Return every line of the records below verbatim, with no pictures in the copy.

Records
========================================================================
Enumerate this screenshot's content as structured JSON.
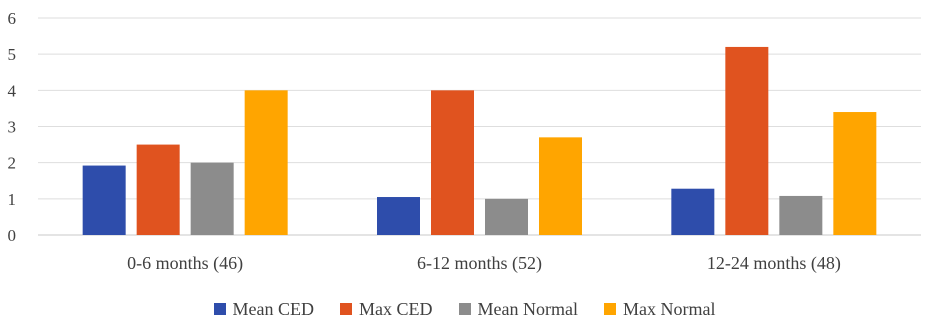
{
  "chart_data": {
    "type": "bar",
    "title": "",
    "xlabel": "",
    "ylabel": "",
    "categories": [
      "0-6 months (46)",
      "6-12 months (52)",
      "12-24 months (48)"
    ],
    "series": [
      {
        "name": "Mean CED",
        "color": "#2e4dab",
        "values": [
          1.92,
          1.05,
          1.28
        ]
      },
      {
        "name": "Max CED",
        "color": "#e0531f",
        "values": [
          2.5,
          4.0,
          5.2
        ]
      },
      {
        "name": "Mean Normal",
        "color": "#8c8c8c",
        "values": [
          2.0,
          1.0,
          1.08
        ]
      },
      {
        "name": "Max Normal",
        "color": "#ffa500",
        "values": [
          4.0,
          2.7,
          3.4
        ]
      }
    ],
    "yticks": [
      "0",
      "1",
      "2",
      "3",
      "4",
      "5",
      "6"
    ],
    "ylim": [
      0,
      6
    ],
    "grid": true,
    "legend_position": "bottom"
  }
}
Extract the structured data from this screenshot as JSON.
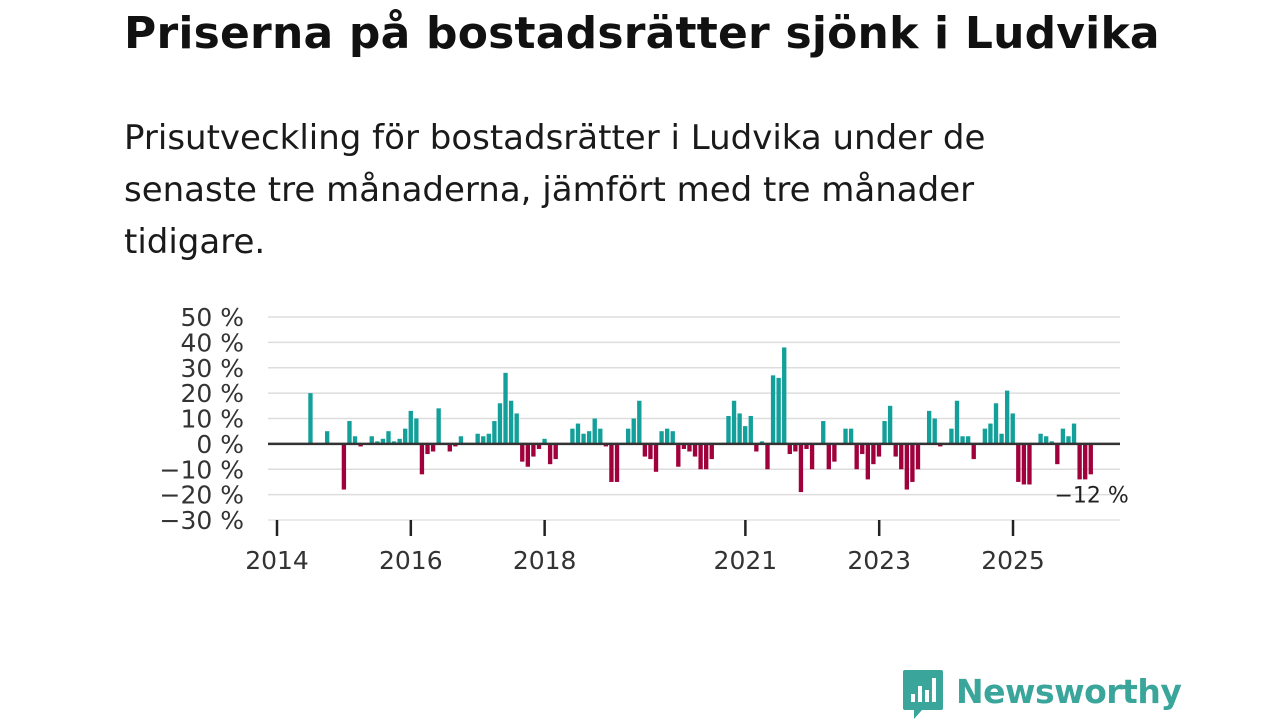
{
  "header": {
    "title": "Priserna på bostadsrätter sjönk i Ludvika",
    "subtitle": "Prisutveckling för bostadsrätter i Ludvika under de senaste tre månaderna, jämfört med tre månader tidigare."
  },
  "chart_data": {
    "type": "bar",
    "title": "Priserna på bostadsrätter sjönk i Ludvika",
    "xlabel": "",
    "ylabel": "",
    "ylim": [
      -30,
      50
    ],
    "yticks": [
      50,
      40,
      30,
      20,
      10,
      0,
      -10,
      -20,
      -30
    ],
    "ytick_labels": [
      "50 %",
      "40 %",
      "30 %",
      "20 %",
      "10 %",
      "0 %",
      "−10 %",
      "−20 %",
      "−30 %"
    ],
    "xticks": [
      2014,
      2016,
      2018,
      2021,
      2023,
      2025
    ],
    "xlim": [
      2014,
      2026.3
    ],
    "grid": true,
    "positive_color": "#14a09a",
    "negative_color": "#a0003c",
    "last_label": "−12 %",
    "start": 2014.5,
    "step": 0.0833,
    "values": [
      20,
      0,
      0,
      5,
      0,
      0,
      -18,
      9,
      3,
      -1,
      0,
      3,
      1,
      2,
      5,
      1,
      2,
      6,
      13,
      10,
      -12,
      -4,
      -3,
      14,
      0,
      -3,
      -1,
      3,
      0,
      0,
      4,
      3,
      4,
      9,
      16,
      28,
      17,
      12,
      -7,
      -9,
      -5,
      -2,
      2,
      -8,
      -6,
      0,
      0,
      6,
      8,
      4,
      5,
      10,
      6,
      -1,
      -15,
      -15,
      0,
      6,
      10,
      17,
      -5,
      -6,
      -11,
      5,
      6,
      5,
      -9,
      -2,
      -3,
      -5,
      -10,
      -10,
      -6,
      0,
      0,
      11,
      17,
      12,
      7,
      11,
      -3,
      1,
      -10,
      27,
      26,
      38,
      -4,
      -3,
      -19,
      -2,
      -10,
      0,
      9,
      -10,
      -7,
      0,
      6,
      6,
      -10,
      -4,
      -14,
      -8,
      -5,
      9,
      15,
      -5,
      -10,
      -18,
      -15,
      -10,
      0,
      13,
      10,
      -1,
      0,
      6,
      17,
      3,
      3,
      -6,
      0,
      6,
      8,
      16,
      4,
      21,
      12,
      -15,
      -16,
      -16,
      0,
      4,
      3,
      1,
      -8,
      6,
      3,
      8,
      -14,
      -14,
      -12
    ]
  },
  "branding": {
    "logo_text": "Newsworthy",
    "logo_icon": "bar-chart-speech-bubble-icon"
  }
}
========================================================================
Right answer:
Enumerate this screenshot's content as structured JSON.
{
  "chart_data": {
    "type": "bar",
    "title": "",
    "xlabel": "",
    "ylabel": "",
    "categories": [
      "0-6 months (46)",
      "6-12 months (52)",
      "12-24 months (48)"
    ],
    "series": [
      {
        "name": "Mean CED",
        "color": "#2e4dab",
        "values": [
          1.92,
          1.05,
          1.28
        ]
      },
      {
        "name": "Max CED",
        "color": "#e0531f",
        "values": [
          2.5,
          4.0,
          5.2
        ]
      },
      {
        "name": "Mean Normal",
        "color": "#8c8c8c",
        "values": [
          2.0,
          1.0,
          1.08
        ]
      },
      {
        "name": "Max Normal",
        "color": "#ffa500",
        "values": [
          4.0,
          2.7,
          3.4
        ]
      }
    ],
    "yticks": [
      "0",
      "1",
      "2",
      "3",
      "4",
      "5",
      "6"
    ],
    "ylim": [
      0,
      6
    ],
    "grid": true,
    "legend_position": "bottom"
  }
}
Extract the structured data from this screenshot as JSON.
{
  "header": {
    "title": "Priserna på bostadsrätter sjönk i Ludvika",
    "subtitle": "Prisutveckling för bostadsrätter i Ludvika under de senaste tre månaderna, jämfört med tre månader tidigare."
  },
  "chart_data": {
    "type": "bar",
    "title": "Priserna på bostadsrätter sjönk i Ludvika",
    "xlabel": "",
    "ylabel": "",
    "ylim": [
      -30,
      50
    ],
    "yticks": [
      50,
      40,
      30,
      20,
      10,
      0,
      -10,
      -20,
      -30
    ],
    "ytick_labels": [
      "50 %",
      "40 %",
      "30 %",
      "20 %",
      "10 %",
      "0 %",
      "−10 %",
      "−20 %",
      "−30 %"
    ],
    "xticks": [
      2014,
      2016,
      2018,
      2021,
      2023,
      2025
    ],
    "xlim": [
      2014,
      2026.3
    ],
    "grid": true,
    "positive_color": "#14a09a",
    "negative_color": "#a0003c",
    "last_label": "−12 %",
    "start": 2014.5,
    "step": 0.0833,
    "values": [
      20,
      0,
      0,
      5,
      0,
      0,
      -18,
      9,
      3,
      -1,
      0,
      3,
      1,
      2,
      5,
      1,
      2,
      6,
      13,
      10,
      -12,
      -4,
      -3,
      14,
      0,
      -3,
      -1,
      3,
      0,
      0,
      4,
      3,
      4,
      9,
      16,
      28,
      17,
      12,
      -7,
      -9,
      -5,
      -2,
      2,
      -8,
      -6,
      0,
      0,
      6,
      8,
      4,
      5,
      10,
      6,
      -1,
      -15,
      -15,
      0,
      6,
      10,
      17,
      -5,
      -6,
      -11,
      5,
      6,
      5,
      -9,
      -2,
      -3,
      -5,
      -10,
      -10,
      -6,
      0,
      0,
      11,
      17,
      12,
      7,
      11,
      -3,
      1,
      -10,
      27,
      26,
      38,
      -4,
      -3,
      -19,
      -2,
      -10,
      0,
      9,
      -10,
      -7,
      0,
      6,
      6,
      -10,
      -4,
      -14,
      -8,
      -5,
      9,
      15,
      -5,
      -10,
      -18,
      -15,
      -10,
      0,
      13,
      10,
      -1,
      0,
      6,
      17,
      3,
      3,
      -6,
      0,
      6,
      8,
      16,
      4,
      21,
      12,
      -15,
      -16,
      -16,
      0,
      4,
      3,
      1,
      -8,
      6,
      3,
      8,
      -14,
      -14,
      -12
    ]
  },
  "branding": {
    "logo_text": "Newsworthy",
    "logo_icon": "bar-chart-speech-bubble-icon"
  }
}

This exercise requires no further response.